Data in this exercise:
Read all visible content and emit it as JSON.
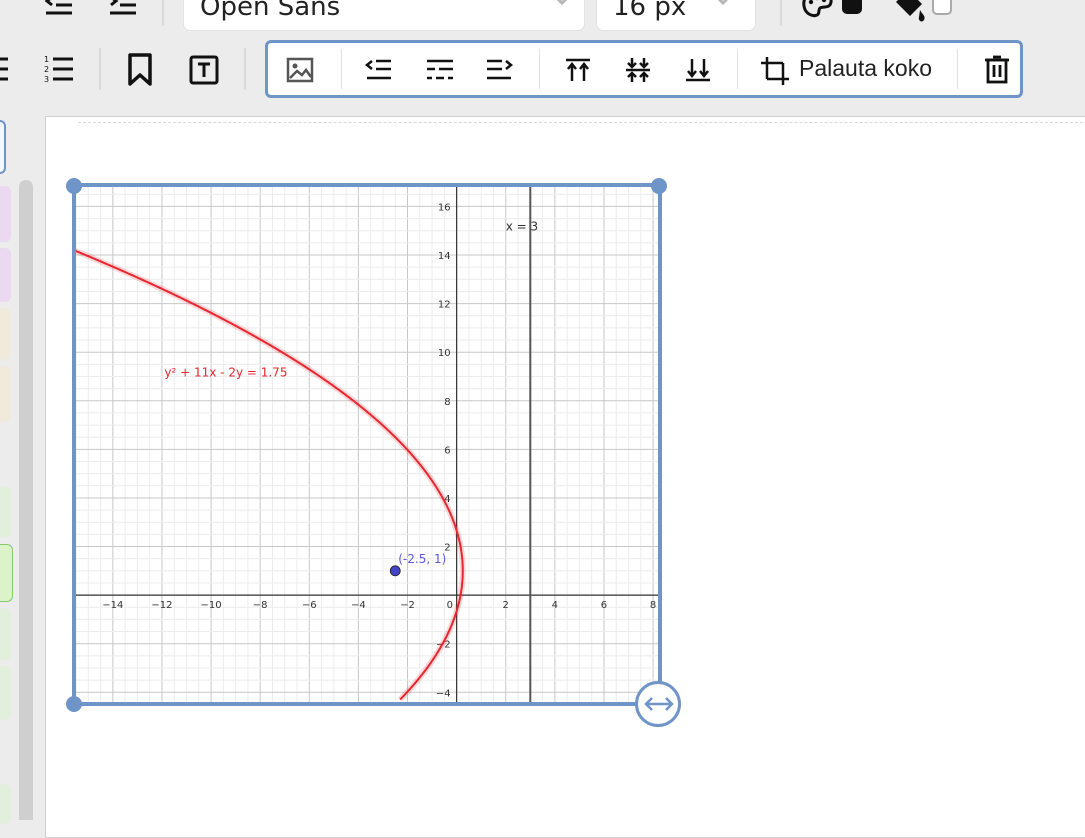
{
  "toolbar": {
    "font_family": "Open Sans",
    "font_size": "16 px"
  },
  "image_toolbar": {
    "reset_size_label": "Palauta koko"
  },
  "colors": {
    "accent": "#6e94c8",
    "curve": "#e8262f",
    "point": "#4444c8",
    "vertical_line": "#555555"
  },
  "icons": {
    "outdent": "outdent-icon",
    "indent": "indent-icon",
    "palette": "palette-icon",
    "fill": "fill-bucket-icon",
    "bulleted_list": "bulleted-list-icon",
    "numbered_list": "numbered-list-icon",
    "bookmark": "bookmark-icon",
    "text_box": "text-box-icon",
    "image": "image-icon",
    "align_left": "wrap-left-icon",
    "align_inline": "wrap-inline-icon",
    "align_right": "wrap-right-icon",
    "align_top": "align-top-icon",
    "align_middle": "align-middle-icon",
    "align_bottom": "align-bottom-icon",
    "crop": "crop-icon",
    "delete": "trash-icon",
    "resize": "resize-horizontal-icon"
  },
  "chart_data": {
    "type": "line",
    "xlim": [
      -15.5,
      8.2
    ],
    "ylim": [
      -4.4,
      16.8
    ],
    "grid": true,
    "x_ticks": [
      -14,
      -12,
      -10,
      -8,
      -6,
      -4,
      -2,
      0,
      2,
      4,
      6,
      8
    ],
    "y_ticks": [
      -4,
      -2,
      2,
      4,
      6,
      8,
      10,
      12,
      14,
      16
    ],
    "curve": {
      "label": "y² + 11x - 2y = 1.75",
      "label_pos": [
        -11.9,
        9.0
      ],
      "equation": {
        "a": 11,
        "b": -2,
        "c": 1.75
      },
      "y_range": [
        -4.3,
        15.3
      ]
    },
    "vertical_line": {
      "x": 3,
      "label": "x = 3",
      "label_pos": [
        2,
        15
      ]
    },
    "point": {
      "x": -2.5,
      "y": 1,
      "label": "(-2.5, 1)"
    }
  }
}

Exercise objective: Every line above should be returned exactly; the pictures stay out.

Solution to the exercise:
Read all visible content and emit it as JSON.
{
  "toolbar": {
    "font_family": "Open Sans",
    "font_size": "16 px"
  },
  "image_toolbar": {
    "reset_size_label": "Palauta koko"
  },
  "colors": {
    "accent": "#6e94c8",
    "curve": "#e8262f",
    "point": "#4444c8",
    "vertical_line": "#555555"
  },
  "icons": {
    "outdent": "outdent-icon",
    "indent": "indent-icon",
    "palette": "palette-icon",
    "fill": "fill-bucket-icon",
    "bulleted_list": "bulleted-list-icon",
    "numbered_list": "numbered-list-icon",
    "bookmark": "bookmark-icon",
    "text_box": "text-box-icon",
    "image": "image-icon",
    "align_left": "wrap-left-icon",
    "align_inline": "wrap-inline-icon",
    "align_right": "wrap-right-icon",
    "align_top": "align-top-icon",
    "align_middle": "align-middle-icon",
    "align_bottom": "align-bottom-icon",
    "crop": "crop-icon",
    "delete": "trash-icon",
    "resize": "resize-horizontal-icon"
  },
  "chart_data": {
    "type": "line",
    "xlim": [
      -15.5,
      8.2
    ],
    "ylim": [
      -4.4,
      16.8
    ],
    "grid": true,
    "x_ticks": [
      -14,
      -12,
      -10,
      -8,
      -6,
      -4,
      -2,
      0,
      2,
      4,
      6,
      8
    ],
    "y_ticks": [
      -4,
      -2,
      2,
      4,
      6,
      8,
      10,
      12,
      14,
      16
    ],
    "curve": {
      "label": "y² + 11x - 2y = 1.75",
      "label_pos": [
        -11.9,
        9.0
      ],
      "equation": {
        "a": 11,
        "b": -2,
        "c": 1.75
      },
      "y_range": [
        -4.3,
        15.3
      ]
    },
    "vertical_line": {
      "x": 3,
      "label": "x = 3",
      "label_pos": [
        2,
        15
      ]
    },
    "point": {
      "x": -2.5,
      "y": 1,
      "label": "(-2.5, 1)"
    }
  }
}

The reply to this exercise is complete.